**The exercise**
Look through the records that follow. Copy every line containing the word "this".

**Dataset rows**
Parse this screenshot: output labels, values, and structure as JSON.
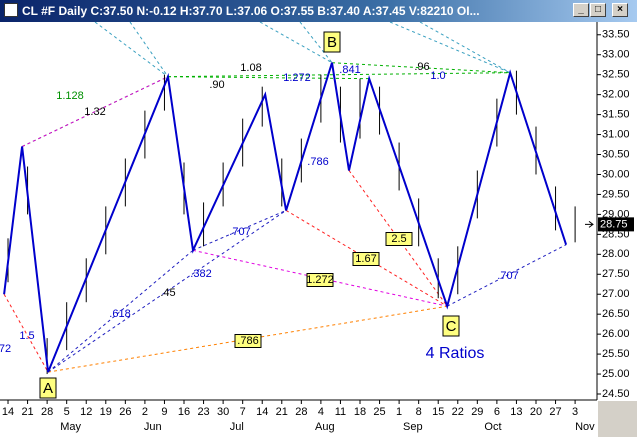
{
  "chart_data": {
    "type": "ohlc",
    "title": "CL #F Daily C:37.50 N:-0.12 H:37.70 L:37.06 O:37.55 B:37.40 A:37.45 V:82210 OI...",
    "xlim": [
      -0.41,
      30.12
    ],
    "ylim": [
      24.35,
      33.82
    ],
    "xticks": [
      {
        "value": 0,
        "label": "14"
      },
      {
        "value": 1,
        "label": "21"
      },
      {
        "value": 2,
        "label": "28"
      },
      {
        "value": 3,
        "label": "5"
      },
      {
        "value": 4,
        "label": "12"
      },
      {
        "value": 5,
        "label": "19"
      },
      {
        "value": 6,
        "label": "26"
      },
      {
        "value": 7,
        "label": "2"
      },
      {
        "value": 8,
        "label": "9"
      },
      {
        "value": 9,
        "label": "16"
      },
      {
        "value": 10,
        "label": "23"
      },
      {
        "value": 11,
        "label": "30"
      },
      {
        "value": 12,
        "label": "7"
      },
      {
        "value": 13,
        "label": "14"
      },
      {
        "value": 14,
        "label": "21"
      },
      {
        "value": 15,
        "label": "28"
      },
      {
        "value": 16,
        "label": "4"
      },
      {
        "value": 17,
        "label": "11"
      },
      {
        "value": 18,
        "label": "18"
      },
      {
        "value": 19,
        "label": "25"
      },
      {
        "value": 20,
        "label": "1"
      },
      {
        "value": 21,
        "label": "8"
      },
      {
        "value": 22,
        "label": "15"
      },
      {
        "value": 23,
        "label": "22"
      },
      {
        "value": 24,
        "label": "29"
      },
      {
        "value": 25,
        "label": "6"
      },
      {
        "value": 26,
        "label": "13"
      },
      {
        "value": 27,
        "label": "20"
      },
      {
        "value": 28,
        "label": "27"
      },
      {
        "value": 29,
        "label": "3"
      }
    ],
    "month_ticks": [
      {
        "value": 3.2,
        "label": "May"
      },
      {
        "value": 7.4,
        "label": "Jun"
      },
      {
        "value": 11.7,
        "label": "Jul"
      },
      {
        "value": 16.2,
        "label": "Aug"
      },
      {
        "value": 20.7,
        "label": "Sep"
      },
      {
        "value": 24.8,
        "label": "Oct"
      },
      {
        "value": 29.5,
        "label": "Nov"
      }
    ],
    "yticks": [
      {
        "value": 24.5,
        "label": "24.50"
      },
      {
        "value": 25,
        "label": "25.00"
      },
      {
        "value": 25.5,
        "label": "25.50"
      },
      {
        "value": 26,
        "label": "26.00"
      },
      {
        "value": 26.5,
        "label": "26.50"
      },
      {
        "value": 27,
        "label": "27.00"
      },
      {
        "value": 27.5,
        "label": "27.50"
      },
      {
        "value": 28,
        "label": "28.00"
      },
      {
        "value": 28.5,
        "label": "28.50"
      },
      {
        "value": 29,
        "label": "29.00"
      },
      {
        "value": 29.5,
        "label": "29.50"
      },
      {
        "value": 30,
        "label": "30.00"
      },
      {
        "value": 30.5,
        "label": "30.50"
      },
      {
        "value": 31,
        "label": "31.00"
      },
      {
        "value": 31.5,
        "label": "31.50"
      },
      {
        "value": 32,
        "label": "32.00"
      },
      {
        "value": 32.5,
        "label": "32.50"
      },
      {
        "value": 33,
        "label": "33.00"
      },
      {
        "value": 33.5,
        "label": "33.50"
      }
    ],
    "bars": {
      "color": "#000000",
      "x": [
        0,
        1,
        2,
        3,
        4,
        5,
        6,
        7,
        8,
        9,
        10,
        11,
        12,
        13,
        14,
        15,
        16,
        17,
        18,
        19,
        20,
        21,
        22,
        23,
        24,
        25,
        26,
        27,
        28,
        29
      ],
      "high": [
        28.4,
        30.2,
        25.9,
        26.8,
        27.9,
        29.2,
        30.4,
        31.6,
        32.5,
        30.3,
        29.3,
        30.3,
        31.4,
        32.2,
        30.4,
        30.9,
        32.5,
        32.2,
        32.4,
        32.2,
        30.8,
        29.4,
        27.9,
        28.2,
        30.1,
        31.9,
        32.6,
        31.2,
        29.7,
        29.2
      ],
      "low": [
        27.3,
        29.0,
        25.0,
        25.6,
        26.8,
        28.0,
        29.2,
        30.4,
        31.6,
        29.0,
        28.2,
        29.2,
        30.2,
        31.2,
        29.2,
        29.8,
        31.3,
        30.8,
        30.9,
        31.0,
        29.6,
        28.2,
        26.9,
        27.0,
        28.9,
        30.7,
        31.5,
        30.0,
        28.6,
        28.3
      ]
    },
    "zigzag": {
      "color": "#0000cc",
      "x": [
        -0.2,
        0.72,
        2.05,
        8.18,
        9.46,
        13.15,
        14.22,
        16.57,
        17.44,
        18.47,
        22.46,
        25.68,
        28.54
      ],
      "values": [
        27.0,
        30.7,
        25.05,
        32.45,
        28.1,
        32.0,
        29.1,
        32.8,
        30.1,
        32.4,
        26.7,
        32.55,
        28.24
      ]
    },
    "last_price": 28.75,
    "points": [
      "A",
      "B",
      "C"
    ],
    "caption": "4 Ratios",
    "annotations": [
      "1.128",
      "1.32",
      ".90",
      "1.08",
      "1.272",
      ".841",
      ".96",
      "1.0",
      ".786",
      ".707",
      ".382",
      ".45",
      ".618",
      "1.5",
      "72",
      "2.5",
      "1.67",
      "1.272",
      ".786",
      ".707"
    ]
  }
}
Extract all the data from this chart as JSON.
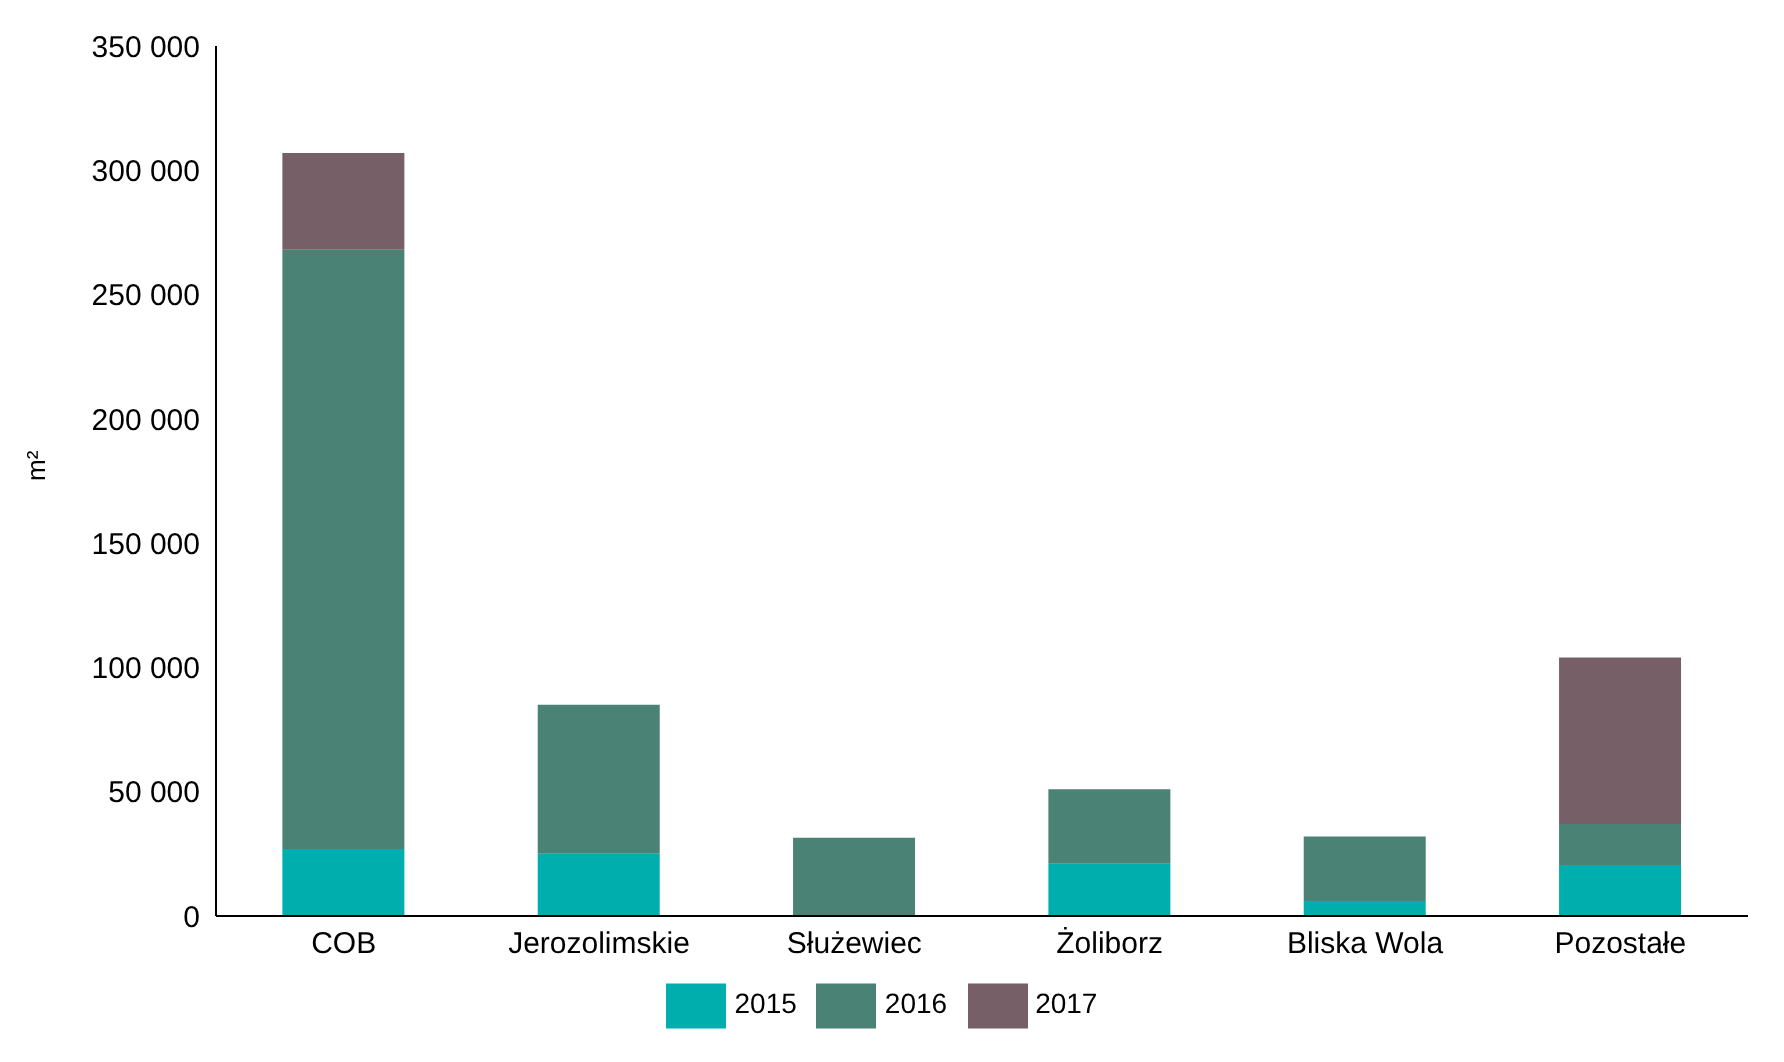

**Solution to the problem**
Parse this screenshot: output labels, values, and structure as JSON.
Extract all the data from this chart as JSON.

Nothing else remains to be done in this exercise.